» **Exercise brief**: From the records, pick out and copy each line containing "Permanent".
================
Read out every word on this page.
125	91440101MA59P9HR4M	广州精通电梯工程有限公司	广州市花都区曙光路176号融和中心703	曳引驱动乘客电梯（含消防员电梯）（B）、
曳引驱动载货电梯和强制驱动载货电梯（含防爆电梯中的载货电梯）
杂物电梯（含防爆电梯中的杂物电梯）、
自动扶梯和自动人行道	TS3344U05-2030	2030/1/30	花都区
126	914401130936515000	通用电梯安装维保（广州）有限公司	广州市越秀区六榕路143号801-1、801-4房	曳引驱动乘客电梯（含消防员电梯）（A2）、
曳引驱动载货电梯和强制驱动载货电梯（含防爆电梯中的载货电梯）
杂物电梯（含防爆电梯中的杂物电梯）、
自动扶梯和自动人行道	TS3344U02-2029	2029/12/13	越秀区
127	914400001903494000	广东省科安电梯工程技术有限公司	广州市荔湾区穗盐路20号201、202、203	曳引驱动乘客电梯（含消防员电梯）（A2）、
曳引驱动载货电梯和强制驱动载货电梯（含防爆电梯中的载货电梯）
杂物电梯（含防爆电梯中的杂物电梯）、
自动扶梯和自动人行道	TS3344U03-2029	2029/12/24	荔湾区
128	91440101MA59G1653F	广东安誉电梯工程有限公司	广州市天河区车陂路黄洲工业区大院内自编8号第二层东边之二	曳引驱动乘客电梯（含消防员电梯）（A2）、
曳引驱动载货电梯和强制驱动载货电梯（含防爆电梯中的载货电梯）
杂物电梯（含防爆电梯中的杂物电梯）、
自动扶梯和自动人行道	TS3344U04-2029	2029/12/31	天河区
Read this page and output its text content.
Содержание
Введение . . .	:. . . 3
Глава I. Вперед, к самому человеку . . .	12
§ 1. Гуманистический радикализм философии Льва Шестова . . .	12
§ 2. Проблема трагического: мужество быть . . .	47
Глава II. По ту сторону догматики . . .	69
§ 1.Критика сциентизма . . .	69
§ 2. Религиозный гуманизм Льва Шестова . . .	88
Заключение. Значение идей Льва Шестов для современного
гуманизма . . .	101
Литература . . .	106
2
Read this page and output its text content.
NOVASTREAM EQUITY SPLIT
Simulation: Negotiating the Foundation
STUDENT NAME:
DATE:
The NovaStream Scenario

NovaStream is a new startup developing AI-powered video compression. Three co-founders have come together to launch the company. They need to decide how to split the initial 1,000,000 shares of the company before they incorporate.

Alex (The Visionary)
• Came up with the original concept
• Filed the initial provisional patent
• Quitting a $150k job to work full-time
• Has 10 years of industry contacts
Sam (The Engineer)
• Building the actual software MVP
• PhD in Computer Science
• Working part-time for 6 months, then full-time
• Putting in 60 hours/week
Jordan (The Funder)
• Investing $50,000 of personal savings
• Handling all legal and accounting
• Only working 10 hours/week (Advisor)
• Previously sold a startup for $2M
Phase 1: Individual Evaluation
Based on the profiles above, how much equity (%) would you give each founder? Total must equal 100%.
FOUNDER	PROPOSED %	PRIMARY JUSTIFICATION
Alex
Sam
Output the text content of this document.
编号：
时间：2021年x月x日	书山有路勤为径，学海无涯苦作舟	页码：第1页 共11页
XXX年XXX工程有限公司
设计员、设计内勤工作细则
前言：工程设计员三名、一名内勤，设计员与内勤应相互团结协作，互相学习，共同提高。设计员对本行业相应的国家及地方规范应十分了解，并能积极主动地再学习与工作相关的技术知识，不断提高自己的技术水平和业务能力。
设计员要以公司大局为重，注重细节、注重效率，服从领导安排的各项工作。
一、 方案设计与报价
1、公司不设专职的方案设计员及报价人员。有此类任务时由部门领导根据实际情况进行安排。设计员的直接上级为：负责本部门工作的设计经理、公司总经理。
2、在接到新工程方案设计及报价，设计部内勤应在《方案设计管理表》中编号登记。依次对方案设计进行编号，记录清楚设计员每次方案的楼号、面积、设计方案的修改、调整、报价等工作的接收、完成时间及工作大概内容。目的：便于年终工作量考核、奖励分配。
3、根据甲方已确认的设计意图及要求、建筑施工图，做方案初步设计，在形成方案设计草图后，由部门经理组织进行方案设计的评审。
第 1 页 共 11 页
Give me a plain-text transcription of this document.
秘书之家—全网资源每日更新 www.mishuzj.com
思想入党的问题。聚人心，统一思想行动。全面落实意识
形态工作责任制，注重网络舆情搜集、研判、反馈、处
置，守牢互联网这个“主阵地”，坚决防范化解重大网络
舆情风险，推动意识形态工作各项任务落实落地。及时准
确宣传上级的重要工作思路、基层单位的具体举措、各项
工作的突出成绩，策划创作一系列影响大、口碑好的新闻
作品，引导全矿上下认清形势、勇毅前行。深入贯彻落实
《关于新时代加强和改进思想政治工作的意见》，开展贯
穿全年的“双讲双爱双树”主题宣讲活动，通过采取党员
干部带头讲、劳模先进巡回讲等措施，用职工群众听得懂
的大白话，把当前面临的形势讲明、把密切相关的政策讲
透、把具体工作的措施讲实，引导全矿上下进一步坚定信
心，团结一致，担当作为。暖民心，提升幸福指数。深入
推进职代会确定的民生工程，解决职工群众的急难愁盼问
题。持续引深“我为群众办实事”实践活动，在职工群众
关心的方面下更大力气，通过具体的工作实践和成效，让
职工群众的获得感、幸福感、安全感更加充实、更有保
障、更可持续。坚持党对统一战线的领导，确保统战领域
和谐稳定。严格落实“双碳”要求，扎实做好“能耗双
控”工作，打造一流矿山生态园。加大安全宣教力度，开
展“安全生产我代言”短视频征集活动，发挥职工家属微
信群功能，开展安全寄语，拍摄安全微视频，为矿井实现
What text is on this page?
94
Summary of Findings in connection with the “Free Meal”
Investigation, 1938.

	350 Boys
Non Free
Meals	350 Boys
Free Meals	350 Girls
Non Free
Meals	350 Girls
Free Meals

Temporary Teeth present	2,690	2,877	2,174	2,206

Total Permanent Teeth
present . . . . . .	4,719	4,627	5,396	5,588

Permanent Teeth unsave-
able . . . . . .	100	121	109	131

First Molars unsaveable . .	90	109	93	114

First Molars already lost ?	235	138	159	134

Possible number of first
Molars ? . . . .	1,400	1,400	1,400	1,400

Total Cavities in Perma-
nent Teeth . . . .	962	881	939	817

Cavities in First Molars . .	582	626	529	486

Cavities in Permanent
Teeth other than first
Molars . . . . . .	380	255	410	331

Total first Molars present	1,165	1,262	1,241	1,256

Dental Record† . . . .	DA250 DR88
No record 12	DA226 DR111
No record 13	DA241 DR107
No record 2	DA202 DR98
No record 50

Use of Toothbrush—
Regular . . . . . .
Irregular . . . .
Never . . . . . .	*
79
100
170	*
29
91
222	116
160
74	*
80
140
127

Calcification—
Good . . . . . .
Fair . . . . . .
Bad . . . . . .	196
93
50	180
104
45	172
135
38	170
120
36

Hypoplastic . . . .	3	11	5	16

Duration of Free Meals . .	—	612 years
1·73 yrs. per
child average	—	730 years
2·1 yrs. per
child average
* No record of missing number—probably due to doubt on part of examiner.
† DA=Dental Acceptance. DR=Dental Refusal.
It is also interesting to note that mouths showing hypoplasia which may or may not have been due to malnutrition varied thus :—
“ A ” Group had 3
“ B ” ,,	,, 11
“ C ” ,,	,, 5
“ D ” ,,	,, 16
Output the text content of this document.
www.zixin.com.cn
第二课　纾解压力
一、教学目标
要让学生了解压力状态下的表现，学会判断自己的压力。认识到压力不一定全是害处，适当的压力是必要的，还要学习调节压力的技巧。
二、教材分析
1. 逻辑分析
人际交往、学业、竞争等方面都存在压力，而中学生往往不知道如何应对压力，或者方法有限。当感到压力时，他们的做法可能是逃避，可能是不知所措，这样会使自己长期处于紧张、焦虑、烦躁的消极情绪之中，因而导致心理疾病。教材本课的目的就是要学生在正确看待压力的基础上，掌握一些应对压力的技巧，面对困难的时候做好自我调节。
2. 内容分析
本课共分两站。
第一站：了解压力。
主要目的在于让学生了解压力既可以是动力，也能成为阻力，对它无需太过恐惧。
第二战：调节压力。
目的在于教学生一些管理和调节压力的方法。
================
» **Complete answer**:
Total Permanent Teeth
Permanent Teeth unsave-
Cavities in Permanent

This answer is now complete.